_Consegna_
Rispondi in breve alle domande sul brano dedicato al Banco dei Pegni.
(a) Perché l'orario dello sportello è stato esteso al pomeriggio?
(b) In che modo si spargeva la prima manna?
(c) Chi sono i "veri azionisti" grazie ai quali, secondo il brano, ci salveremo?

_Brano_
Guardo con gli occhi di uno del 1900 le file davanti al Banco dei Pegni, mute perché non si fraternizza tra umiliati, si cerca al contrario il contegno di una dignità, vestendosi meglio possibile. Sono file in attesa da ore prima che apra lo sportello. L’orario di solito soltanto mattutino, è stato prolungato al pomeriggio, a causa di richiesta pressante.
È tempo di fornitori di manna, nutrimento indispensabile a chi ne è privo. Quella prima provvidenza si spargeva fuori dell’accampamento, in identiche parti per ognuno. Toglieva dal bisogno e faceva uguaglianza.
La nuova fornitura, oggi alla portata di molti, deve fare altrettanto.
…..é vero assai é finzione aleggia sui nostri corpi corva femmina corvo non conosciamo le cause se non per ampi improbabili arrotondamenti zittiamo l’orecchio siamo capaci di vedere l’effetto ? Quale cura lenisce ? ….oggi malamente addomestica comprime corpo e anima quasi che ” voglia ” polverizzare la parola e del pensiero carne da grigliare ….altrimenti che pegno sarebbe sparito il tempo del ogni d’amore
Majò?!
Maiiúí vestirikiíúí mai….cordialmente
Bene, la popolazione congiunta sta creando la domanda che reindirizza il mercato verso beni collettivi non congestionabili…
Da qualche parte leggevo che”chi ha il coraggio di disprezzare il denaro e sa mettersi al di sopra della ricchezza è simile a un giusto che detronizza un tiranno”… Che dovrebbe più spesso mettersi in fila con gli ultimi per creare una nuova concorrenza ma questa volta per sapere cosa realmente accade intorno.
(manie da quarantena, lo studio dell’economia reale!)
Ci salveremo grazie ai veri azionisti (chi agisce)!
Perché disprezzare il denaro?

_Materiale fornito_
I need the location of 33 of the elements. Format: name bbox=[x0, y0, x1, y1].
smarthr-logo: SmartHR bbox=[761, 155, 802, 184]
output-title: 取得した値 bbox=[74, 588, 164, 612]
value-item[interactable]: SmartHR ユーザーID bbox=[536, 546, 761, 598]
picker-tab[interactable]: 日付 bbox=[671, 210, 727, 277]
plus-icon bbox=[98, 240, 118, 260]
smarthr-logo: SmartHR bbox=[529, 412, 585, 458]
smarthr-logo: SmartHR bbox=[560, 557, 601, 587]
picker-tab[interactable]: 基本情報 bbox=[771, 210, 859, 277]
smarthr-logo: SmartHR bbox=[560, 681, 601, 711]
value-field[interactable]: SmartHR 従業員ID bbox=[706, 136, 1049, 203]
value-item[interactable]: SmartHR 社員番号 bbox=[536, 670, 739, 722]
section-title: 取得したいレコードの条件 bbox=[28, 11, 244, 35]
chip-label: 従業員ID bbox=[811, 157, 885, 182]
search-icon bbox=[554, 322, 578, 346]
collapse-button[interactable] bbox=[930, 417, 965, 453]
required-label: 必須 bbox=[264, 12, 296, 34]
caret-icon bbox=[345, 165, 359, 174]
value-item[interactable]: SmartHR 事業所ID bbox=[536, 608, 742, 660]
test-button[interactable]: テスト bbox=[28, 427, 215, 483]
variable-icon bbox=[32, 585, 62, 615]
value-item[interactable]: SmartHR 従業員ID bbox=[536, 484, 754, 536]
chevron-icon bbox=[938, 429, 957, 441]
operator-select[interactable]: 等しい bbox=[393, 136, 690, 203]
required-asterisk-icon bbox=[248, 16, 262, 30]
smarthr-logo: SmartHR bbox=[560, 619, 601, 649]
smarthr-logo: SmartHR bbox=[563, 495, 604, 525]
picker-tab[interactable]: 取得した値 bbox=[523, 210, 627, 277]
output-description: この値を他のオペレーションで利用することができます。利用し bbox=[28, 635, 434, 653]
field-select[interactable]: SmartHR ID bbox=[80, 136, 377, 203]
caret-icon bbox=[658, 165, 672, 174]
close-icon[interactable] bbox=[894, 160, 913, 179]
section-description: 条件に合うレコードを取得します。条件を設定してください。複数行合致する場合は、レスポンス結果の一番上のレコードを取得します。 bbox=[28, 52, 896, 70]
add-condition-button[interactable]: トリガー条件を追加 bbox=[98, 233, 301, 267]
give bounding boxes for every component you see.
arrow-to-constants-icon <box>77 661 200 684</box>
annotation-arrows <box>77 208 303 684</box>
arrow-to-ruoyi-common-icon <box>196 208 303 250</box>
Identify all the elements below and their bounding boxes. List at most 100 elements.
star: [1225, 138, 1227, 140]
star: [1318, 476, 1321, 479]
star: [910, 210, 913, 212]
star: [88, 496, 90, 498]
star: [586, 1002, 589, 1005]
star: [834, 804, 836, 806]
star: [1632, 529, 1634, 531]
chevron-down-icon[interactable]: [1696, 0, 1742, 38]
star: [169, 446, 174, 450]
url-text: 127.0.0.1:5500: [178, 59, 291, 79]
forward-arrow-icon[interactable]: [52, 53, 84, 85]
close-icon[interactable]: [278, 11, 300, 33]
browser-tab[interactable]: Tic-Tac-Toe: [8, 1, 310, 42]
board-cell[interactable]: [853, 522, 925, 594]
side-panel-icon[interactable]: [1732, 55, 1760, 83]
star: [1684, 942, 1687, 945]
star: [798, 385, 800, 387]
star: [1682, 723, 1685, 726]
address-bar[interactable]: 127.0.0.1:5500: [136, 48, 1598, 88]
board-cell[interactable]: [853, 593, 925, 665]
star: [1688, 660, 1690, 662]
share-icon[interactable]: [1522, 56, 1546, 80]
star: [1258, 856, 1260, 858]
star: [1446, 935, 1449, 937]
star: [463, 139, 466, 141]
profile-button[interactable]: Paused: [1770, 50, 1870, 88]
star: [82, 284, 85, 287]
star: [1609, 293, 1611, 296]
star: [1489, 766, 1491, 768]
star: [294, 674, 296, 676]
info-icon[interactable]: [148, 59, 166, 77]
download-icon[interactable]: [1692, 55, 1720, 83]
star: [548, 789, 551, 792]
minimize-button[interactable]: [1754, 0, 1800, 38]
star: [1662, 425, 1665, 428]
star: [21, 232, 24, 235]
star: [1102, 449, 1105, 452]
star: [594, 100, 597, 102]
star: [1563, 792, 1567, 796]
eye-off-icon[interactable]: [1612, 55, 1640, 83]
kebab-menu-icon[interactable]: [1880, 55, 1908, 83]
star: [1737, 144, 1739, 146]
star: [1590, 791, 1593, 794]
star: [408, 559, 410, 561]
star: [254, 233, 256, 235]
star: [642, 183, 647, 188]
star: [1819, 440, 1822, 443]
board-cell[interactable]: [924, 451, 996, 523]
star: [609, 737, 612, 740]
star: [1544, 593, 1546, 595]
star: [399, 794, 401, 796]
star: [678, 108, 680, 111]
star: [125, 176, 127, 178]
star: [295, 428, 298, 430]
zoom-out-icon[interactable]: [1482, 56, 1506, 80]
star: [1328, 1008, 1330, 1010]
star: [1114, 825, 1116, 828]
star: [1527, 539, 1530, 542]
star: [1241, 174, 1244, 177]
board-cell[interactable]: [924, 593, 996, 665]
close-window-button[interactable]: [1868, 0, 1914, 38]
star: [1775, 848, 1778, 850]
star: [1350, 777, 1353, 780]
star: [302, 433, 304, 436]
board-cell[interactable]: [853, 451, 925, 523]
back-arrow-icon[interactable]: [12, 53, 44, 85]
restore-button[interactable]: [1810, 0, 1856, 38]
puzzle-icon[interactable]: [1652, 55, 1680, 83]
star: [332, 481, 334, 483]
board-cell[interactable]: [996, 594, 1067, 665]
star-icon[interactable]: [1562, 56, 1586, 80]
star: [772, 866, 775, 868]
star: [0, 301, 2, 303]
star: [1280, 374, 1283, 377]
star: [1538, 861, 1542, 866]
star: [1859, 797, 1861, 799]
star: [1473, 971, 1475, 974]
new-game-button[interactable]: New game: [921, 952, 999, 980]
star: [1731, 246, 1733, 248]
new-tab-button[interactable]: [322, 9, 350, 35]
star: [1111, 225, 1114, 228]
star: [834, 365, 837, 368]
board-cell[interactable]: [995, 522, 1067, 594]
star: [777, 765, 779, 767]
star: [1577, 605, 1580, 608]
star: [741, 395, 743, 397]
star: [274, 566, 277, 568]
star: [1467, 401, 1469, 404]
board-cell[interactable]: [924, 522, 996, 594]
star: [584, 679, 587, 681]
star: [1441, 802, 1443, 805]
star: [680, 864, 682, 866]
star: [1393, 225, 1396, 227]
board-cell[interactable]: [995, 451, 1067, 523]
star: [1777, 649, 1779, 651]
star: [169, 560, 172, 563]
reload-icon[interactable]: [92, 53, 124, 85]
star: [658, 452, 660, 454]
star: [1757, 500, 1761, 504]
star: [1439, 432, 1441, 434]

_Risposta attesa_
(a) A causa di una richiesta pressante.
(b) Fuori dell'accampamento, in parti identiche per ognuno.
(c) Chi agisce.